◆ Data rows
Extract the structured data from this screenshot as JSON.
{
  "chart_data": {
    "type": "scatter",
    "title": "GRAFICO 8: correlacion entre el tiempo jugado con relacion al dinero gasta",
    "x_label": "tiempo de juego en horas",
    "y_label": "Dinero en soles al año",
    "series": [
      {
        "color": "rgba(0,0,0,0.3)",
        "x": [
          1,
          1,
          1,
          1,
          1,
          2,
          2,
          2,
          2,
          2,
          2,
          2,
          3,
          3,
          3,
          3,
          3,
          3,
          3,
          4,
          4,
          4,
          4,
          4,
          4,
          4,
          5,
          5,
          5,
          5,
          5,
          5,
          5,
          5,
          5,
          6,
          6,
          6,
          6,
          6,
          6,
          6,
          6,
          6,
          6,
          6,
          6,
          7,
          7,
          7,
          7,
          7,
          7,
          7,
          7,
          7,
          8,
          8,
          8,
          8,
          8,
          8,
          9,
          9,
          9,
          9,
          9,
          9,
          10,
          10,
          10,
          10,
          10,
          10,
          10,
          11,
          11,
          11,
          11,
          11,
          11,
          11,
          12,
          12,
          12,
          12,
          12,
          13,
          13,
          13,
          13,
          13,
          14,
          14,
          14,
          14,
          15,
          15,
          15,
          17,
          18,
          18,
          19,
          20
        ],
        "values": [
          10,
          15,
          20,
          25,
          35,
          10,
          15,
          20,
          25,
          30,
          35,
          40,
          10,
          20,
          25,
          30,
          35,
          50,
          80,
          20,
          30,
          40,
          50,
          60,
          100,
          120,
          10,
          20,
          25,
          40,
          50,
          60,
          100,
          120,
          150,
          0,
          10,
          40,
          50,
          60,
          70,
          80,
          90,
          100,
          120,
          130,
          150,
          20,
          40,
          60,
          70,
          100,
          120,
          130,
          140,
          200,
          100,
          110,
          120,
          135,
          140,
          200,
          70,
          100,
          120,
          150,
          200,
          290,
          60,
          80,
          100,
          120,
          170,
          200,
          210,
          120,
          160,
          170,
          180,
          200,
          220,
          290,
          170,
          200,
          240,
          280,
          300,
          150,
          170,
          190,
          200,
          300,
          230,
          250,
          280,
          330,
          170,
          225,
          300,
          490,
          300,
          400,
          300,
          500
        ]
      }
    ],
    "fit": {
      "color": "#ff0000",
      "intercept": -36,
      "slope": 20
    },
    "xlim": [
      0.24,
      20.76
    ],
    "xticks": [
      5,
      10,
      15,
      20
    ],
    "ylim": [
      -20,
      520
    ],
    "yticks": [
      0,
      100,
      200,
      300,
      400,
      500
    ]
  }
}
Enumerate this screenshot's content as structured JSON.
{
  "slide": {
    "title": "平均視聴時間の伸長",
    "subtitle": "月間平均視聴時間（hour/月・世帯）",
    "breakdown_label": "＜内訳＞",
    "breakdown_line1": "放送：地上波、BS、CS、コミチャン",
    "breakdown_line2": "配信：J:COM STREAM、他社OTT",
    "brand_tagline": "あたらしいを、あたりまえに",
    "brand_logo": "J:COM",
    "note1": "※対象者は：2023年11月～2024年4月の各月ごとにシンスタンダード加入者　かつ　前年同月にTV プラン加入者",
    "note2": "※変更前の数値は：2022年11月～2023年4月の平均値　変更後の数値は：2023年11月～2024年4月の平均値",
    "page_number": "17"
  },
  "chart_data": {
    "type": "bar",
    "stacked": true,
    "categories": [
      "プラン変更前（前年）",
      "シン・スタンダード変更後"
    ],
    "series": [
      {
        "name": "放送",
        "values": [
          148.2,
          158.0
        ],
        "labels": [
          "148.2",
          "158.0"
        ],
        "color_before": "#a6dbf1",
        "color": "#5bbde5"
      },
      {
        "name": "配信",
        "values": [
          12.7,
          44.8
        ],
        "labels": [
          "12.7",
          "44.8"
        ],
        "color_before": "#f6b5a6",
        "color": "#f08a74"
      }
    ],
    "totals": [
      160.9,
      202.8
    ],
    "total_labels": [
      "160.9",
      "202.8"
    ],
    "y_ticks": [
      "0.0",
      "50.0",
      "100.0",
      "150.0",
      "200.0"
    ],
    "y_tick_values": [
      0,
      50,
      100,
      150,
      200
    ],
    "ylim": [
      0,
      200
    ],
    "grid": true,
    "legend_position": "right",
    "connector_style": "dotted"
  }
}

◆ Written exercise
Give back, unchanged, every line from the one with "Enumerate this screenshot's" to the end of the entries above.

◆ Written response
Enumerate this screenshot's content as structured JSON.
{
  "slide": {
    "title": "平均視聴時間の伸長",
    "subtitle": "月間平均視聴時間（hour/月・世帯）",
    "breakdown_label": "＜内訳＞",
    "breakdown_line1": "放送：地上波、BS、CS、コミチャン",
    "breakdown_line2": "配信：J:COM STREAM、他社OTT",
    "brand_tagline": "あたらしいを、あたりまえに",
    "brand_logo": "J:COM",
    "note1": "※対象者は：2023年11月～2024年4月の各月ごとにシンスタンダード加入者　かつ　前年同月にTV プラン加入者",
    "note2": "※変更前の数値は：2022年11月～2023年4月の平均値　変更後の数値は：2023年11月～2024年4月の平均値",
    "page_number": "17"
  },
  "chart_data": {
    "type": "bar",
    "stacked": true,
    "categories": [
      "プラン変更前（前年）",
      "シン・スタンダード変更後"
    ],
    "series": [
      {
        "name": "放送",
        "values": [
          148.2,
          158.0
        ],
        "labels": [
          "148.2",
          "158.0"
        ],
        "color_before": "#a6dbf1",
        "color": "#5bbde5"
      },
      {
        "name": "配信",
        "values": [
          12.7,
          44.8
        ],
        "labels": [
          "12.7",
          "44.8"
        ],
        "color_before": "#f6b5a6",
        "color": "#f08a74"
      }
    ],
    "totals": [
      160.9,
      202.8
    ],
    "total_labels": [
      "160.9",
      "202.8"
    ],
    "y_ticks": [
      "0.0",
      "50.0",
      "100.0",
      "150.0",
      "200.0"
    ],
    "y_tick_values": [
      0,
      50,
      100,
      150,
      200
    ],
    "ylim": [
      0,
      200
    ],
    "grid": true,
    "legend_position": "right",
    "connector_style": "dotted"
  }
}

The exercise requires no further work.